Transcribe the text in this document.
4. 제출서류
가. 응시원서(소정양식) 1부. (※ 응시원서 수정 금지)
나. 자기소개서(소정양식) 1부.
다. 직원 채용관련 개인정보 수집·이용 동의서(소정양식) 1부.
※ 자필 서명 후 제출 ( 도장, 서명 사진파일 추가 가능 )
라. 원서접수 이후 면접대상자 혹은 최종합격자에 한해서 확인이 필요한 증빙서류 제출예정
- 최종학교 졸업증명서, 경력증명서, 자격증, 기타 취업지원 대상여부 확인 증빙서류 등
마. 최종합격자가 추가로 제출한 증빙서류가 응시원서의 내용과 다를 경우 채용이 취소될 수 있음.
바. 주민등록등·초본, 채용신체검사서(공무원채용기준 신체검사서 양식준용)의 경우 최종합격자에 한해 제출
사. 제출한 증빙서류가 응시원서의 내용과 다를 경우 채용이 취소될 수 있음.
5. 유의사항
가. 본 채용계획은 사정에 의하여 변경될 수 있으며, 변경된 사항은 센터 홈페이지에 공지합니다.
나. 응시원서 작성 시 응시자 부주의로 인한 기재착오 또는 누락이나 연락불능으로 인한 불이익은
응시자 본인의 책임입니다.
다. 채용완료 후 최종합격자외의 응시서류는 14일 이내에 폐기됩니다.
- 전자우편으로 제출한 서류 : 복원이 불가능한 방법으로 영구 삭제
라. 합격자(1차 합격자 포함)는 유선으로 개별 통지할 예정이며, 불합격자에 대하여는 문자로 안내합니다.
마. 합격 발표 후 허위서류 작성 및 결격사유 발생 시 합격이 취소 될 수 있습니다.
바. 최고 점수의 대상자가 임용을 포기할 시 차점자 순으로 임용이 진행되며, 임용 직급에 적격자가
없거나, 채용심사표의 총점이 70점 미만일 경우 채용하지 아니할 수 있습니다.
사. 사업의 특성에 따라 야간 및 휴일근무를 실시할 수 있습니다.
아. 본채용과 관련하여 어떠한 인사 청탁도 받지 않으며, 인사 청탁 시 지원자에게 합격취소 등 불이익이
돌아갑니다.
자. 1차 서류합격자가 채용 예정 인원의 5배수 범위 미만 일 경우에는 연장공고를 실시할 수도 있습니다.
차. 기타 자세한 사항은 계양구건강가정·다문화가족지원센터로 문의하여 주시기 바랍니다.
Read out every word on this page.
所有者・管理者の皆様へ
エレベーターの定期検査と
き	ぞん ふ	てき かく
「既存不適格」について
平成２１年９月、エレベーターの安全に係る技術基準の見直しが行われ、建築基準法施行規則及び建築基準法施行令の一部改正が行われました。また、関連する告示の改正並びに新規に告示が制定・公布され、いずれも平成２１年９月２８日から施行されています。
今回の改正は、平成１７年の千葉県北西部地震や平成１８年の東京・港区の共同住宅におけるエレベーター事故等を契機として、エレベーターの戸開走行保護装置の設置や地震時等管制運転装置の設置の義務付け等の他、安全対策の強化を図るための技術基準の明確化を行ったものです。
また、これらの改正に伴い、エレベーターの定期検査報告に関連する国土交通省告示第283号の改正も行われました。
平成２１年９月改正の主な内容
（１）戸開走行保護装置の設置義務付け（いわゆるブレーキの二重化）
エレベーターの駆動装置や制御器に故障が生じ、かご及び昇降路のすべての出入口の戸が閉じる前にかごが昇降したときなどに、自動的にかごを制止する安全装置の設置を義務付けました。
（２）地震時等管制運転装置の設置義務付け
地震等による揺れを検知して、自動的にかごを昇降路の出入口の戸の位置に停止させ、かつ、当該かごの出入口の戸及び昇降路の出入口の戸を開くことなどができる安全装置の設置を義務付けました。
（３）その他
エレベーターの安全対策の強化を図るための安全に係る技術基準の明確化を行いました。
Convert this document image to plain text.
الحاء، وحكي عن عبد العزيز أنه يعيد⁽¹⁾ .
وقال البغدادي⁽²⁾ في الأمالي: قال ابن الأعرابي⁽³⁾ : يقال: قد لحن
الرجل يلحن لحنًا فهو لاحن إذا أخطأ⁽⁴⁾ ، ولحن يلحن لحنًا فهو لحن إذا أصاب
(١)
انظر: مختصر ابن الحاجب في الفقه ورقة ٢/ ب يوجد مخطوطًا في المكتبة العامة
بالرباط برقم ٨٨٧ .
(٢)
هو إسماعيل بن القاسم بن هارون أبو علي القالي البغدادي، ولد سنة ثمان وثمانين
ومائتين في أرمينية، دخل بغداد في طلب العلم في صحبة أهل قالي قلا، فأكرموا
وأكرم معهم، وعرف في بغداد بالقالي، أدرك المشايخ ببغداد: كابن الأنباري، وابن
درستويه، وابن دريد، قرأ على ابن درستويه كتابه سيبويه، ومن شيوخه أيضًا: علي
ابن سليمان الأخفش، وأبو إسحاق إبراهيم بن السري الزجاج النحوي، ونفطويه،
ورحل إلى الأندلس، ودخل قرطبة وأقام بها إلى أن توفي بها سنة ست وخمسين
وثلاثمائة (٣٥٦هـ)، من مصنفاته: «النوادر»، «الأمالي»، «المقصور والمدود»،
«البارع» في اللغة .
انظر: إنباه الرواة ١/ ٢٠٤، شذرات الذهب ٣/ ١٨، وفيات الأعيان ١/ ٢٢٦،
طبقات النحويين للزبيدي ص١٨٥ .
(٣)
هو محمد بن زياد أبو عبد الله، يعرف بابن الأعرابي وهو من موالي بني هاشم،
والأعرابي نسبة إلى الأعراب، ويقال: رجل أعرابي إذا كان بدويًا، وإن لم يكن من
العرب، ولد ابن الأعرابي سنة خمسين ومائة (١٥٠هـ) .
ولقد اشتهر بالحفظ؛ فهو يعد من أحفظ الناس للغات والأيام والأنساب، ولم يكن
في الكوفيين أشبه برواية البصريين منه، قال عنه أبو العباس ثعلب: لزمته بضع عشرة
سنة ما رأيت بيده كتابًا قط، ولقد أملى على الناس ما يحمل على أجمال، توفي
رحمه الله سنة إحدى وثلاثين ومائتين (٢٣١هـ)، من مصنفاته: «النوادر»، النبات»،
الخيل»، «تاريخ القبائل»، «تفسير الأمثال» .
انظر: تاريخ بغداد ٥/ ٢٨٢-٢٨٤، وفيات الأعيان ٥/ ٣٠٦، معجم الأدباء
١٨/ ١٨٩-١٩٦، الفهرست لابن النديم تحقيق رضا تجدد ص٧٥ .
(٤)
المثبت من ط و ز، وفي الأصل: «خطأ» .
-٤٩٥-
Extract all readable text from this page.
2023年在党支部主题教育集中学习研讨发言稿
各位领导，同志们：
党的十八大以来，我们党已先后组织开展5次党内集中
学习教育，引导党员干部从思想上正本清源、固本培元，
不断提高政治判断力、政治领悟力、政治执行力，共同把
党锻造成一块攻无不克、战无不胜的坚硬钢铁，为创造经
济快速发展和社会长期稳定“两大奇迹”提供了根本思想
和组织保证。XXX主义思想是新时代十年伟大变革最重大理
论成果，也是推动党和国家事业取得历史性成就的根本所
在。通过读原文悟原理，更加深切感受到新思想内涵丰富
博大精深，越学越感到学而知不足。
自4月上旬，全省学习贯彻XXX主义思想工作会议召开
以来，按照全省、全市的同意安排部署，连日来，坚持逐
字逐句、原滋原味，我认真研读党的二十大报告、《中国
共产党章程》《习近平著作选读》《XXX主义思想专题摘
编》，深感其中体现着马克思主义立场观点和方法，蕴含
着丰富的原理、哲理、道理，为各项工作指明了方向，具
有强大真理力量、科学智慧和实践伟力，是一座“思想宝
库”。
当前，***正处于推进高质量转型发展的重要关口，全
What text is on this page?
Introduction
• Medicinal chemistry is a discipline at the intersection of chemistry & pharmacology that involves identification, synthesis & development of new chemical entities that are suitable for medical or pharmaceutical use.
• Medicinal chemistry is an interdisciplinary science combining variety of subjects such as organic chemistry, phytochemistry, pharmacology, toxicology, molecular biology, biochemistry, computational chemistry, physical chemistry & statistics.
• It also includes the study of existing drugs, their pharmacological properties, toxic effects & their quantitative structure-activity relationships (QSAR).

INSTRUCTIONS FOR THE TASK> Please quote exactly the lines from the one containing "What text is on this page?" through the last line of the records above, both included, and nothing else.

ANSWER TO THIS TASK>
What text is on this page?
Introduction
• Medicinal chemistry is a discipline at the intersection of chemistry & pharmacology that involves identification, synthesis & development of new chemical entities that are suitable for medical or pharmaceutical use.
• Medicinal chemistry is an interdisciplinary science combining variety of subjects such as organic chemistry, phytochemistry, pharmacology, toxicology, molecular biology, biochemistry, computational chemistry, physical chemistry & statistics.
• It also includes the study of existing drugs, their pharmacological properties, toxic effects & their quantitative structure-activity relationships (QSAR).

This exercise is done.